Problem details.
Your answer should be a single number: the count of lines holding the word "accelerator".

------------------------------------------------------------------------

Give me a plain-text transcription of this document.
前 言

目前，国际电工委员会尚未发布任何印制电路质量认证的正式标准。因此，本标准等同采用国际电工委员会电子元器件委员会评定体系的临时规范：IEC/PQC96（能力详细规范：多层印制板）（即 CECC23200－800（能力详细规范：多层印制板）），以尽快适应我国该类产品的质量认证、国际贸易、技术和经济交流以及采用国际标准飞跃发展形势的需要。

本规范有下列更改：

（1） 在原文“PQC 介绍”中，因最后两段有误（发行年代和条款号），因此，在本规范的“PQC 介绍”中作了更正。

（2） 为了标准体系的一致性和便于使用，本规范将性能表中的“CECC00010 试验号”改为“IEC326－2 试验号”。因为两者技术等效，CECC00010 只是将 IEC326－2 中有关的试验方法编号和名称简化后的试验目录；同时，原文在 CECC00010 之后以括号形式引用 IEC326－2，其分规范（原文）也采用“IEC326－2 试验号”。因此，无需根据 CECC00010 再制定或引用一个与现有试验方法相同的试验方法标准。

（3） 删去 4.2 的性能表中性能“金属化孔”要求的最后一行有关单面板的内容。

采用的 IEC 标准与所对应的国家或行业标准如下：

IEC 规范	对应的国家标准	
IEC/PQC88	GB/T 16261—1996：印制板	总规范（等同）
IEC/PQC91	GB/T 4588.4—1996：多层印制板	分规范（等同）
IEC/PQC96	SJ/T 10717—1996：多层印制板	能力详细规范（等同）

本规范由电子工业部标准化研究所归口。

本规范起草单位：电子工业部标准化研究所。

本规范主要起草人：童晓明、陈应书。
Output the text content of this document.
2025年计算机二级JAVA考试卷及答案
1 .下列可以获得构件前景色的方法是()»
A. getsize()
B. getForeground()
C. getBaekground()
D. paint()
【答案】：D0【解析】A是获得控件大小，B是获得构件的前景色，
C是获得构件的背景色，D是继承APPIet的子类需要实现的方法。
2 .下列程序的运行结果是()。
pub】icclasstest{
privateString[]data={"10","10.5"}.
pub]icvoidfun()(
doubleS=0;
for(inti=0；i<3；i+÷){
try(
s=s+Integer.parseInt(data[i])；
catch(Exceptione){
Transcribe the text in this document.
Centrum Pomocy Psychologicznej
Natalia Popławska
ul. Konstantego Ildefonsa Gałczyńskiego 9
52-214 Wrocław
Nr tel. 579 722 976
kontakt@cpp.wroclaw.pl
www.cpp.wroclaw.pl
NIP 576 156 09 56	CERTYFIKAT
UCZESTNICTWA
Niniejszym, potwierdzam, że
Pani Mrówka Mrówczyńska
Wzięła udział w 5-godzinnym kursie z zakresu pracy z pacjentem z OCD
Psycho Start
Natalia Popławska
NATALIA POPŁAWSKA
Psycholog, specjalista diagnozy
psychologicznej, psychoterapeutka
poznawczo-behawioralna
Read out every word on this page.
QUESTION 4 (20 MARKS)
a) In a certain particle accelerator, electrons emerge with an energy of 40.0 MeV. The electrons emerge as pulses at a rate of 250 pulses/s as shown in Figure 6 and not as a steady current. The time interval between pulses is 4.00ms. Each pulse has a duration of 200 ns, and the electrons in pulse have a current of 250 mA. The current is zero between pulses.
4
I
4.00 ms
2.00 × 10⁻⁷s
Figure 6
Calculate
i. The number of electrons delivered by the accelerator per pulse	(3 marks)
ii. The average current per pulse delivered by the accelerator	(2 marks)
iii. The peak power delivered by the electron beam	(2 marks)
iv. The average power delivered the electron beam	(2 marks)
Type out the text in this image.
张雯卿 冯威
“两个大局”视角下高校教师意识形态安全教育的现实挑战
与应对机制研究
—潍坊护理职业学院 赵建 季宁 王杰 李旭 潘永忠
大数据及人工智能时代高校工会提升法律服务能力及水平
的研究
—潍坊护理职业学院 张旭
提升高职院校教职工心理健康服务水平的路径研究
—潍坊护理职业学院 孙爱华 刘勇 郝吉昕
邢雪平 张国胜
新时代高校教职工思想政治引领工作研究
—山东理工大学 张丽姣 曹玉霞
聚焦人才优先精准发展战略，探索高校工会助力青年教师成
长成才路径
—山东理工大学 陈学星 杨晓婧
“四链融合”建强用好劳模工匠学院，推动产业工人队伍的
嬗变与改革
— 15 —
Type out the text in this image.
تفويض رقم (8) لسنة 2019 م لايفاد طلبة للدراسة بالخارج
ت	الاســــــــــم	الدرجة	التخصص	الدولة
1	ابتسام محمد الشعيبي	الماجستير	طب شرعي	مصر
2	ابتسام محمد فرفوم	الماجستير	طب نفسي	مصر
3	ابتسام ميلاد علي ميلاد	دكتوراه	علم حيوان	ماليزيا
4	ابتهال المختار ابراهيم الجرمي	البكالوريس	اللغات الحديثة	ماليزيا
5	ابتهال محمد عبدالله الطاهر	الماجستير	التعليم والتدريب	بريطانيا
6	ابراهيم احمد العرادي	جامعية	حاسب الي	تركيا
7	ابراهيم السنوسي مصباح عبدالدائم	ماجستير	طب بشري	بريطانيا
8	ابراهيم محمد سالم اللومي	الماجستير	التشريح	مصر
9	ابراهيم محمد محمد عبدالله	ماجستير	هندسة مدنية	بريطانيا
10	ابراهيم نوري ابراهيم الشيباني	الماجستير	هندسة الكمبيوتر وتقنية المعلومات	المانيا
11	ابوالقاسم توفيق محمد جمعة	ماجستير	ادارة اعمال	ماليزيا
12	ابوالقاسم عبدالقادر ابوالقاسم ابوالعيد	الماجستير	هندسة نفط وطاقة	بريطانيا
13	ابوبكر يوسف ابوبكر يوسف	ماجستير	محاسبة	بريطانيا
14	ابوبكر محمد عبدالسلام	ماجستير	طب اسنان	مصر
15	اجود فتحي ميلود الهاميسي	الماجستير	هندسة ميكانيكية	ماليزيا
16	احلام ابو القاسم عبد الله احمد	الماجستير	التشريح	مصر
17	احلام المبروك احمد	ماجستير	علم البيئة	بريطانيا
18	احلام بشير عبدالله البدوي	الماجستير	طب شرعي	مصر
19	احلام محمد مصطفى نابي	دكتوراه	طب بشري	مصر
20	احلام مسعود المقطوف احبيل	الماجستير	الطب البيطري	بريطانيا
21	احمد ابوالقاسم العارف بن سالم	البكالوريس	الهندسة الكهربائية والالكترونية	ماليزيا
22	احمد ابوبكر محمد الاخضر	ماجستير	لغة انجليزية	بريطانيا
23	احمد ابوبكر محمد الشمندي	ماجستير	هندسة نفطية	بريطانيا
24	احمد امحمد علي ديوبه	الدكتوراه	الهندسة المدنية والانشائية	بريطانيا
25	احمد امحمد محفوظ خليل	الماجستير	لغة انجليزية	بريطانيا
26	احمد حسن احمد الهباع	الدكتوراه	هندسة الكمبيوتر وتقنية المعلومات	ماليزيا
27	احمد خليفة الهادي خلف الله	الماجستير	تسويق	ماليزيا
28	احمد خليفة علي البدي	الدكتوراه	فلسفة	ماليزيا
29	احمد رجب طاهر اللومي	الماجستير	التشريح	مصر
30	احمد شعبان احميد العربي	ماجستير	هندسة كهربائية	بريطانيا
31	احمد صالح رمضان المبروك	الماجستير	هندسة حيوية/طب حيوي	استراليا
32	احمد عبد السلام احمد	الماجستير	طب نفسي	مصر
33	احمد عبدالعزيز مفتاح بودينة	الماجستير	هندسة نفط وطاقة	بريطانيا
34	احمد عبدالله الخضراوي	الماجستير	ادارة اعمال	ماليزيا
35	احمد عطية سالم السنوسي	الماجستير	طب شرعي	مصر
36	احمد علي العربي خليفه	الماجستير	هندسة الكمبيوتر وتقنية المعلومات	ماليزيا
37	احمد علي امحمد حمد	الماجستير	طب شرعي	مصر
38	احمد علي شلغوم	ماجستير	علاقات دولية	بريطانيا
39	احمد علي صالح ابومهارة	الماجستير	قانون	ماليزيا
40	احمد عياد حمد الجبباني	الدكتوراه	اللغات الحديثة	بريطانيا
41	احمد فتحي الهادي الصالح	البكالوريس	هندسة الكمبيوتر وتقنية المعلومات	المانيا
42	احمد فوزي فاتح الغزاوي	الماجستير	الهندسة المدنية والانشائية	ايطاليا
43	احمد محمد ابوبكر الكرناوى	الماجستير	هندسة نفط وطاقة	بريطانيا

------------------------------------------------------------------------

Response below.
3